> _Eingabezeilen_

★ ★ ★ ★ ★ ★ ★

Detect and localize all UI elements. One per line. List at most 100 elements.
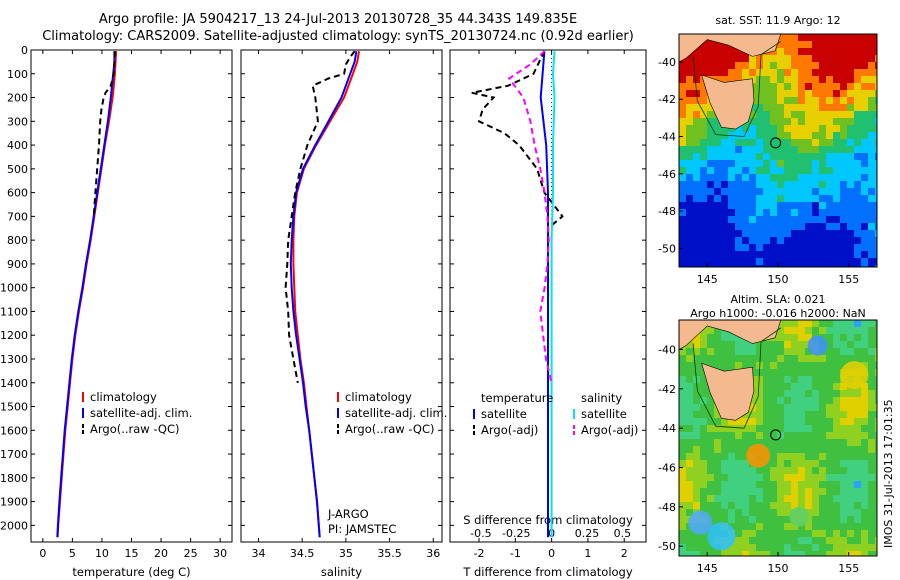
sla-map-cell (728, 432, 735, 439)
temp-ytick-label: 2000 (0, 519, 28, 532)
sla-map-cell (679, 404, 686, 411)
sst-map-cell (686, 139, 693, 146)
sla-map-cell (749, 432, 756, 439)
sla-map-anomaly-blob (707, 522, 736, 551)
sla-map-cell (840, 348, 847, 355)
sla-map-cell (714, 495, 721, 502)
sst-map-cell (819, 111, 826, 118)
sst-map-cell (805, 202, 812, 209)
sst-map-cell (686, 167, 693, 174)
sst-map-cell (875, 188, 877, 195)
sst-map-cell (700, 104, 707, 111)
sla-map-cell (854, 544, 861, 551)
sla-map-cell (686, 530, 693, 537)
sst-map-cell (728, 55, 735, 62)
sla-map-cell (868, 376, 875, 383)
sla-map-cell (847, 453, 854, 460)
sla-map-cell (714, 432, 721, 439)
sla-map-cell (875, 390, 877, 397)
diff-legend-label: Argo(-adj) (581, 423, 638, 437)
sst-map-cell (749, 62, 756, 69)
sst-map-cell (679, 83, 686, 90)
sst-map-cell (875, 202, 877, 209)
sst-map-cell (721, 251, 728, 258)
sst-map-cell (798, 223, 805, 230)
sla-map-cell (868, 551, 875, 556)
sst-map-cell (812, 153, 819, 160)
sla-map-cell (861, 488, 868, 495)
sst-map-cell (854, 223, 861, 230)
sst-map-cell (742, 146, 749, 153)
sla-map-cell (833, 341, 840, 348)
sla-map-cell (756, 502, 763, 509)
sst-map-cell (868, 251, 875, 258)
sla-map-cell (735, 495, 742, 502)
sst-map-cell (812, 55, 819, 62)
sla-map-cell (798, 362, 805, 369)
sst-map-cell (700, 188, 707, 195)
sst-map-cell (735, 167, 742, 174)
sla-map-cell (861, 327, 868, 334)
sst-map-cell (770, 244, 777, 251)
sla-map-cell (805, 460, 812, 467)
diff-xtick-label: 0 (548, 547, 555, 560)
sla-map-cell (798, 425, 805, 432)
sst-map-cell (812, 139, 819, 146)
sst-map-cell (728, 188, 735, 195)
sla-map-cell (735, 544, 742, 551)
sla-map-cell (777, 383, 784, 390)
sst-map-cell (749, 55, 756, 62)
sst-map-cell (756, 104, 763, 111)
temp-xtick-label: 15 (125, 547, 139, 560)
sst-map-cell (742, 153, 749, 160)
sst-map-cell (749, 125, 756, 132)
sla-map-cell (812, 530, 819, 537)
sla-map-cell (805, 334, 812, 341)
sst-map-cell (840, 167, 847, 174)
sst-map-cell (721, 125, 728, 132)
sst-map-cell (854, 146, 861, 153)
sst-map-cell (812, 41, 819, 48)
sst-map-cell (742, 195, 749, 202)
sst-map-cell (714, 118, 721, 125)
sst-map-cell (756, 111, 763, 118)
sst-map-cell (707, 139, 714, 146)
sla-map-cell (742, 446, 749, 453)
sla-map-cell (847, 334, 854, 341)
sst-map-cell (693, 160, 700, 167)
sst-map-cell (679, 195, 686, 202)
sla-map-cell (763, 544, 770, 551)
sst-map-cell (714, 167, 721, 174)
sla-map-cell (770, 397, 777, 404)
sst-map-cell (826, 69, 833, 76)
sla-map-cell (784, 355, 791, 362)
sla-map-cell (742, 355, 749, 362)
sla-map-cell (868, 523, 875, 530)
sla-map-cell (833, 453, 840, 460)
sla-map-cell (700, 544, 707, 551)
sst-map-cell (805, 209, 812, 216)
sst-map-cell (707, 258, 714, 265)
sst-map-cell (721, 167, 728, 174)
sst-map-cell (861, 97, 868, 104)
sst-map-cell (833, 181, 840, 188)
sst-map-cell (847, 125, 854, 132)
temp-xtick-label: 0 (39, 547, 46, 560)
sst-map-cell (833, 69, 840, 76)
sst-map-cell (833, 223, 840, 230)
sst-map-cell (784, 216, 791, 223)
sla-map-cell (714, 327, 721, 334)
sla-map-cell (826, 418, 833, 425)
sla-map-cell (714, 509, 721, 516)
sst-map-cell (784, 230, 791, 237)
sla-map-cell (735, 488, 742, 495)
sla-map-cell (756, 418, 763, 425)
sst-map-cell (798, 83, 805, 90)
sst-map-cell (742, 258, 749, 265)
sla-map-cell (700, 495, 707, 502)
temp-ytick-label: 500 (7, 163, 28, 176)
sst-map-cell (868, 195, 875, 202)
sla-map-cell (826, 446, 833, 453)
sst-map-cell (840, 181, 847, 188)
sla-map-cell (819, 376, 826, 383)
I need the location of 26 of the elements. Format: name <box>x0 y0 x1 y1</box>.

★ ★ ★ ★ ★ ★ ★

> _Aufgabenstellung_
Zitiere alle Einträge oben Zeile für Zeile im genauen Wortlaut, aber lass das Bild weg.

> _Ergebnis der Übung_
Detect and localize all UI elements. One per line. List at most 100 elements.
sla-map-cell (728, 432, 735, 439)
temp-ytick-label: 2000 (0, 519, 28, 532)
sla-map-cell (679, 404, 686, 411)
sst-map-cell (686, 139, 693, 146)
sla-map-cell (749, 432, 756, 439)
sla-map-anomaly-blob (707, 522, 736, 551)
sla-map-cell (840, 348, 847, 355)
sla-map-cell (714, 495, 721, 502)
sst-map-cell (819, 111, 826, 118)
sst-map-cell (805, 202, 812, 209)
sst-map-cell (686, 167, 693, 174)
sst-map-cell (875, 188, 877, 195)
sst-map-cell (700, 104, 707, 111)
sla-map-cell (854, 544, 861, 551)
sla-map-cell (686, 530, 693, 537)
sst-map-cell (728, 55, 735, 62)
sla-map-cell (868, 376, 875, 383)
sla-map-cell (847, 453, 854, 460)
sla-map-cell (714, 432, 721, 439)
sla-map-cell (875, 390, 877, 397)
diff-legend-label: Argo(-adj) (581, 423, 638, 437)
sst-map-cell (749, 62, 756, 69)
sst-map-cell (679, 83, 686, 90)
sst-map-cell (875, 202, 877, 209)
sst-map-cell (721, 251, 728, 258)
sst-map-cell (798, 223, 805, 230)
sla-map-cell (868, 551, 875, 556)
sst-map-cell (812, 153, 819, 160)
sla-map-cell (861, 488, 868, 495)
sst-map-cell (854, 223, 861, 230)
sst-map-cell (742, 146, 749, 153)
sla-map-cell (833, 341, 840, 348)
sla-map-cell (756, 502, 763, 509)
sst-map-cell (868, 251, 875, 258)
sla-map-cell (735, 495, 742, 502)
sst-map-cell (812, 55, 819, 62)
sla-map-cell (798, 362, 805, 369)
sst-map-cell (700, 188, 707, 195)
sst-map-cell (735, 167, 742, 174)
sla-map-cell (861, 327, 868, 334)
sst-map-cell (770, 244, 777, 251)
sla-map-cell (805, 460, 812, 467)
diff-xtick-label: 0 (548, 547, 555, 560)
sla-map-cell (798, 425, 805, 432)
sst-map-cell (812, 139, 819, 146)
sst-map-cell (728, 188, 735, 195)
sla-map-cell (735, 544, 742, 551)
sla-map-cell (777, 383, 784, 390)
sst-map-cell (749, 55, 756, 62)
sst-map-cell (756, 104, 763, 111)
temp-xtick-label: 15 (125, 547, 139, 560)
sst-map-cell (742, 153, 749, 160)
sst-map-cell (749, 125, 756, 132)
sla-map-cell (812, 530, 819, 537)
sla-map-cell (805, 334, 812, 341)
sst-map-cell (840, 167, 847, 174)
sst-map-cell (721, 125, 728, 132)
sst-map-cell (854, 146, 861, 153)
sst-map-cell (812, 41, 819, 48)
sst-map-cell (742, 195, 749, 202)
sst-map-cell (714, 118, 721, 125)
sst-map-cell (756, 111, 763, 118)
sst-map-cell (707, 139, 714, 146)
sla-map-cell (742, 446, 749, 453)
sla-map-cell (847, 334, 854, 341)
sst-map-cell (693, 160, 700, 167)
sst-map-cell (679, 195, 686, 202)
sla-map-cell (763, 544, 770, 551)
sst-map-cell (714, 167, 721, 174)
sla-map-cell (770, 397, 777, 404)
sst-map-cell (826, 69, 833, 76)
sla-map-cell (784, 355, 791, 362)
sla-map-cell (742, 355, 749, 362)
sla-map-cell (868, 523, 875, 530)
sla-map-cell (833, 453, 840, 460)
sla-map-cell (700, 544, 707, 551)
sst-map-cell (805, 209, 812, 216)
sst-map-cell (707, 258, 714, 265)
sst-map-cell (721, 167, 728, 174)
sst-map-cell (861, 97, 868, 104)
sst-map-cell (833, 181, 840, 188)
sst-map-cell (847, 125, 854, 132)
temp-xtick-label: 0 (39, 547, 46, 560)
sst-map-cell (833, 69, 840, 76)
sst-map-cell (833, 223, 840, 230)
sst-map-cell (784, 216, 791, 223)
sla-map-cell (714, 327, 721, 334)
sla-map-cell (826, 418, 833, 425)
sla-map-cell (714, 509, 721, 516)
sst-map-cell (784, 230, 791, 237)
sla-map-cell (735, 488, 742, 495)
sla-map-cell (756, 418, 763, 425)
sst-map-cell (798, 83, 805, 90)
sst-map-cell (742, 258, 749, 265)
sla-map-cell (700, 495, 707, 502)
temp-ytick-label: 500 (7, 163, 28, 176)
sst-map-cell (868, 195, 875, 202)
sla-map-cell (826, 446, 833, 453)
sst-map-cell (840, 181, 847, 188)
sla-map-cell (819, 376, 826, 383)
I need the location of 26 of the elements. Format: name <box>x0 y0 x1 y1</box>.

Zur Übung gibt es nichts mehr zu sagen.